### Exercise instructions
Look through the material below and give the number of lines holding "ylabel", with no other words.

====== Entries shown

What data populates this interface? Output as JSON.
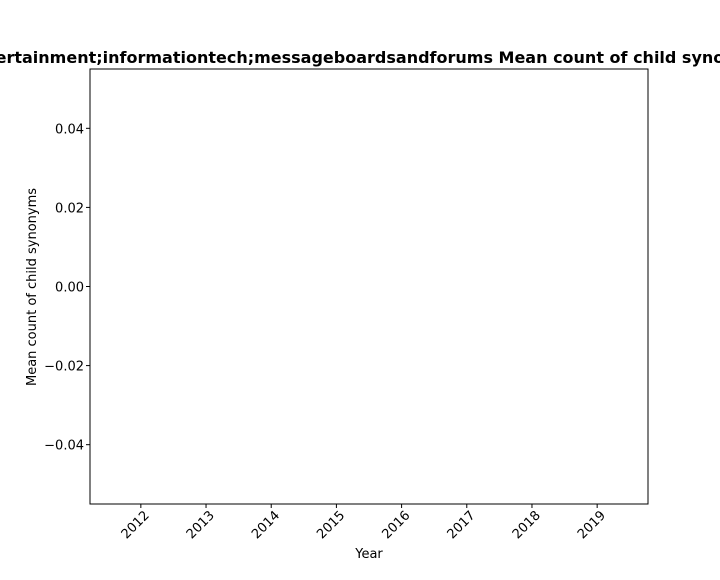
{
  "chart_data": {
    "type": "line",
    "title": "entertainment;informationtech;messageboardsandforums Mean count of child synonyms",
    "xlabel": "Year",
    "ylabel": "Mean count of child synonyms",
    "x": [
      2012,
      2013,
      2014,
      2015,
      2016,
      2017,
      2018,
      2019
    ],
    "x_tick_labels": [
      "2012",
      "2013",
      "2014",
      "2015",
      "2016",
      "2017",
      "2018",
      "2019"
    ],
    "xlim": [
      2011.22,
      2019.78
    ],
    "series": [
      {
        "values": [
          null,
          null,
          null,
          null,
          null,
          null,
          null,
          null
        ]
      }
    ],
    "yticks": [
      0.04,
      0.02,
      0.0,
      -0.02,
      -0.04
    ],
    "y_tick_labels": [
      "0.04",
      "0.02",
      "0.00",
      "−0.02",
      "−0.04"
    ],
    "ylim": [
      -0.055,
      0.055
    ],
    "grid": false,
    "legend": "none"
  }
}
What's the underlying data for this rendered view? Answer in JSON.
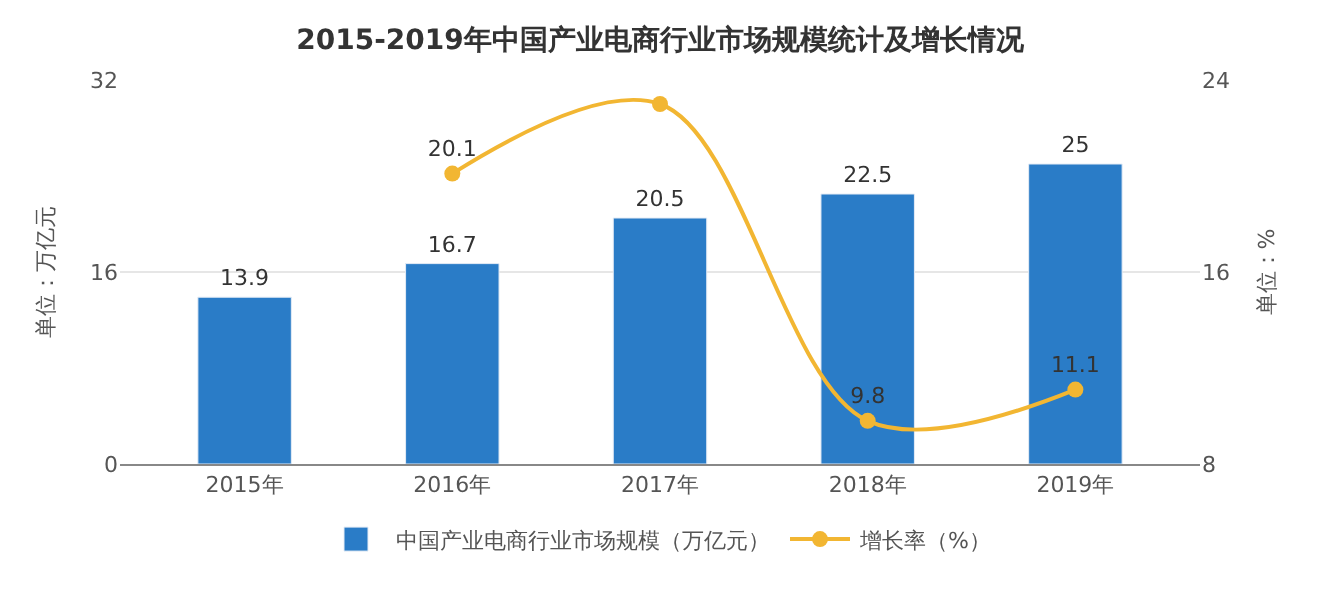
{
  "chart_data": {
    "type": "bar",
    "title": "2015-2019年中国产业电商行业市场规模统计及增长情况",
    "categories": [
      "2015年",
      "2016年",
      "2017年",
      "2018年",
      "2019年"
    ],
    "ylabel": "单位：万亿元",
    "y2label": "单位：%",
    "series": [
      {
        "name": "中国产业电商行业市场规模（万亿元）",
        "color": "#2a7cc7",
        "values": [
          13.9,
          16.7,
          20.5,
          22.5,
          25
        ],
        "value_labels": [
          "13.9",
          "16.7",
          "20.5",
          "22.5",
          "25"
        ]
      },
      {
        "name": "增长率（%）",
        "type": "line",
        "axis": "y2",
        "color": "#f2b632",
        "marker": "circle",
        "values": [
          null,
          20.1,
          23.0,
          9.8,
          11.1
        ],
        "value_labels": [
          null,
          "20.1",
          null,
          "9.8",
          "11.1"
        ]
      }
    ],
    "ylim": [
      0,
      32
    ],
    "yticks": [
      0,
      16,
      32
    ],
    "y2lim": [
      8,
      24
    ],
    "y2ticks": [
      8,
      16,
      24
    ],
    "grid": "y",
    "legend": "bottom"
  }
}
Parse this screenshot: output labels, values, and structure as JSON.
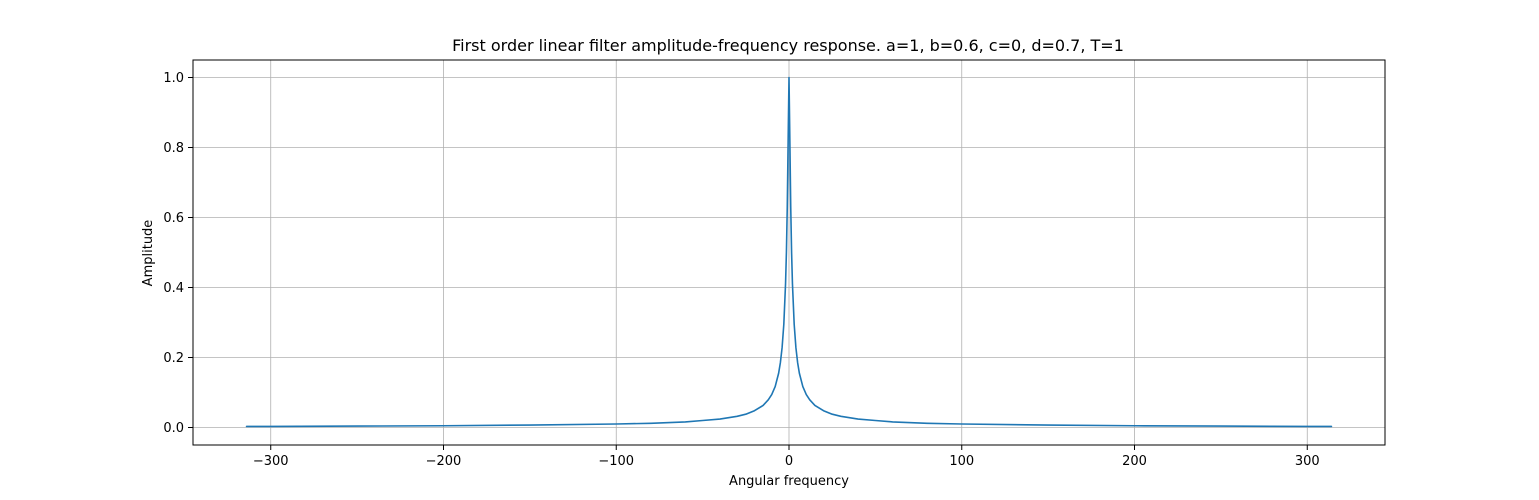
{
  "chart_data": {
    "type": "line",
    "title": "First order linear filter amplitude-frequency response. a=1, b=0.6, c=0, d=0.7, T=1",
    "xlabel": "Angular frequency",
    "ylabel": "Amplitude",
    "xlim": [
      -345,
      345
    ],
    "ylim": [
      -0.05,
      1.05
    ],
    "xticks": [
      -300,
      -200,
      -100,
      0,
      100,
      200,
      300
    ],
    "xtick_labels": [
      "−300",
      "−200",
      "−100",
      "0",
      "100",
      "200",
      "300"
    ],
    "yticks": [
      0.0,
      0.2,
      0.4,
      0.6,
      0.8,
      1.0
    ],
    "ytick_labels": [
      "0.0",
      "0.2",
      "0.4",
      "0.6",
      "0.8",
      "1.0"
    ],
    "grid": true,
    "line_color": "#1f77b4",
    "grid_color": "#b0b0b0",
    "series": [
      {
        "x": [
          -314,
          -300,
          -250,
          -200,
          -150,
          -100,
          -80,
          -60,
          -50,
          -40,
          -30,
          -25,
          -20,
          -15,
          -12,
          -10,
          -8,
          -6,
          -5,
          -4,
          -3,
          -2,
          -1.5,
          -1,
          -0.5,
          0,
          0.5,
          1,
          1.5,
          2,
          3,
          4,
          5,
          6,
          8,
          10,
          12,
          15,
          20,
          25,
          30,
          40,
          50,
          60,
          80,
          100,
          150,
          200,
          250,
          300,
          314
        ],
        "y": [
          0.003,
          0.003,
          0.004,
          0.005,
          0.007,
          0.01,
          0.012,
          0.016,
          0.02,
          0.024,
          0.032,
          0.038,
          0.048,
          0.063,
          0.079,
          0.094,
          0.117,
          0.155,
          0.185,
          0.228,
          0.295,
          0.41,
          0.5,
          0.63,
          0.82,
          1.0,
          0.82,
          0.63,
          0.5,
          0.41,
          0.295,
          0.228,
          0.185,
          0.155,
          0.117,
          0.094,
          0.079,
          0.063,
          0.048,
          0.038,
          0.032,
          0.024,
          0.02,
          0.016,
          0.012,
          0.01,
          0.007,
          0.005,
          0.004,
          0.003,
          0.003
        ]
      }
    ]
  }
}
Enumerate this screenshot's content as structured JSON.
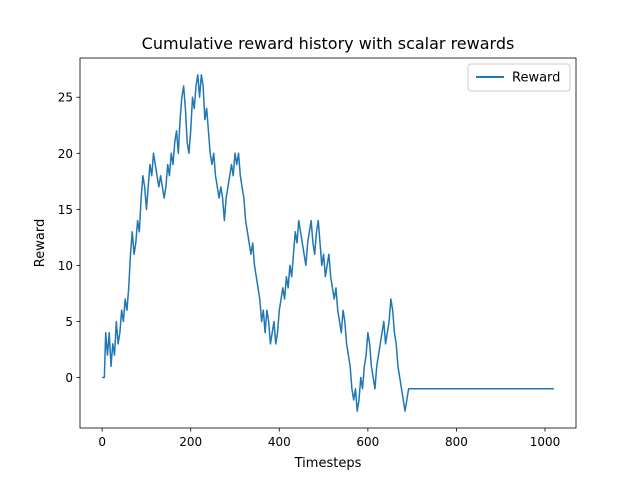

============

### Solution to this exercise
3